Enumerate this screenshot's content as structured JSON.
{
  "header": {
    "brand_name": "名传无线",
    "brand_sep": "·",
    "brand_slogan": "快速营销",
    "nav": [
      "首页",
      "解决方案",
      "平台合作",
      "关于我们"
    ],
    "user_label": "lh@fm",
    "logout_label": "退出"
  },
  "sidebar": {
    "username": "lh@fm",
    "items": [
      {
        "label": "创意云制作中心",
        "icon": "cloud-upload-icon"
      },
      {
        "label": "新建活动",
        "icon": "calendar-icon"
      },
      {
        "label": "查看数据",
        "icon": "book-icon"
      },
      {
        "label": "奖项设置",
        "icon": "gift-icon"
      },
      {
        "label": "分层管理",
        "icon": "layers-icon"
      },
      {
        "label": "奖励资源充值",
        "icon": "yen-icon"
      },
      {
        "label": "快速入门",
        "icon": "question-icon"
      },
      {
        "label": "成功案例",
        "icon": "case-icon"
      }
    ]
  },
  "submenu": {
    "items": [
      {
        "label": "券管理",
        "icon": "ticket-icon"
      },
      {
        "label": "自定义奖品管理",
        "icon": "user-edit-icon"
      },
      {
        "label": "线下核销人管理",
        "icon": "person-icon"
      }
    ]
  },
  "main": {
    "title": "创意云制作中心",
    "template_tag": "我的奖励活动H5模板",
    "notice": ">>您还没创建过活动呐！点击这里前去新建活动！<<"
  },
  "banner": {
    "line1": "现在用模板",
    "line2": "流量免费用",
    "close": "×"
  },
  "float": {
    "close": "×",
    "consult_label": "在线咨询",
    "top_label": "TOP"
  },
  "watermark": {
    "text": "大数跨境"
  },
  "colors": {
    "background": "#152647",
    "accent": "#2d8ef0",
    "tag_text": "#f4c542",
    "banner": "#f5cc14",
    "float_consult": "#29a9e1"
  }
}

========

- WHAT TO DO -
Write every line of the material above again, exactly.

- RESULT OF THIS EXERCISE -
Enumerate this screenshot's content as structured JSON.
{
  "header": {
    "brand_name": "名传无线",
    "brand_sep": "·",
    "brand_slogan": "快速营销",
    "nav": [
      "首页",
      "解决方案",
      "平台合作",
      "关于我们"
    ],
    "user_label": "lh@fm",
    "logout_label": "退出"
  },
  "sidebar": {
    "username": "lh@fm",
    "items": [
      {
        "label": "创意云制作中心",
        "icon": "cloud-upload-icon"
      },
      {
        "label": "新建活动",
        "icon": "calendar-icon"
      },
      {
        "label": "查看数据",
        "icon": "book-icon"
      },
      {
        "label": "奖项设置",
        "icon": "gift-icon"
      },
      {
        "label": "分层管理",
        "icon": "layers-icon"
      },
      {
        "label": "奖励资源充值",
        "icon": "yen-icon"
      },
      {
        "label": "快速入门",
        "icon": "question-icon"
      },
      {
        "label": "成功案例",
        "icon": "case-icon"
      }
    ]
  },
  "submenu": {
    "items": [
      {
        "label": "券管理",
        "icon": "ticket-icon"
      },
      {
        "label": "自定义奖品管理",
        "icon": "user-edit-icon"
      },
      {
        "label": "线下核销人管理",
        "icon": "person-icon"
      }
    ]
  },
  "main": {
    "title": "创意云制作中心",
    "template_tag": "我的奖励活动H5模板",
    "notice": ">>您还没创建过活动呐！点击这里前去新建活动！<<"
  },
  "banner": {
    "line1": "现在用模板",
    "line2": "流量免费用",
    "close": "×"
  },
  "float": {
    "close": "×",
    "consult_label": "在线咨询",
    "top_label": "TOP"
  },
  "watermark": {
    "text": "大数跨境"
  },
  "colors": {
    "background": "#152647",
    "accent": "#2d8ef0",
    "tag_text": "#f4c542",
    "banner": "#f5cc14",
    "float_consult": "#29a9e1"
  }
}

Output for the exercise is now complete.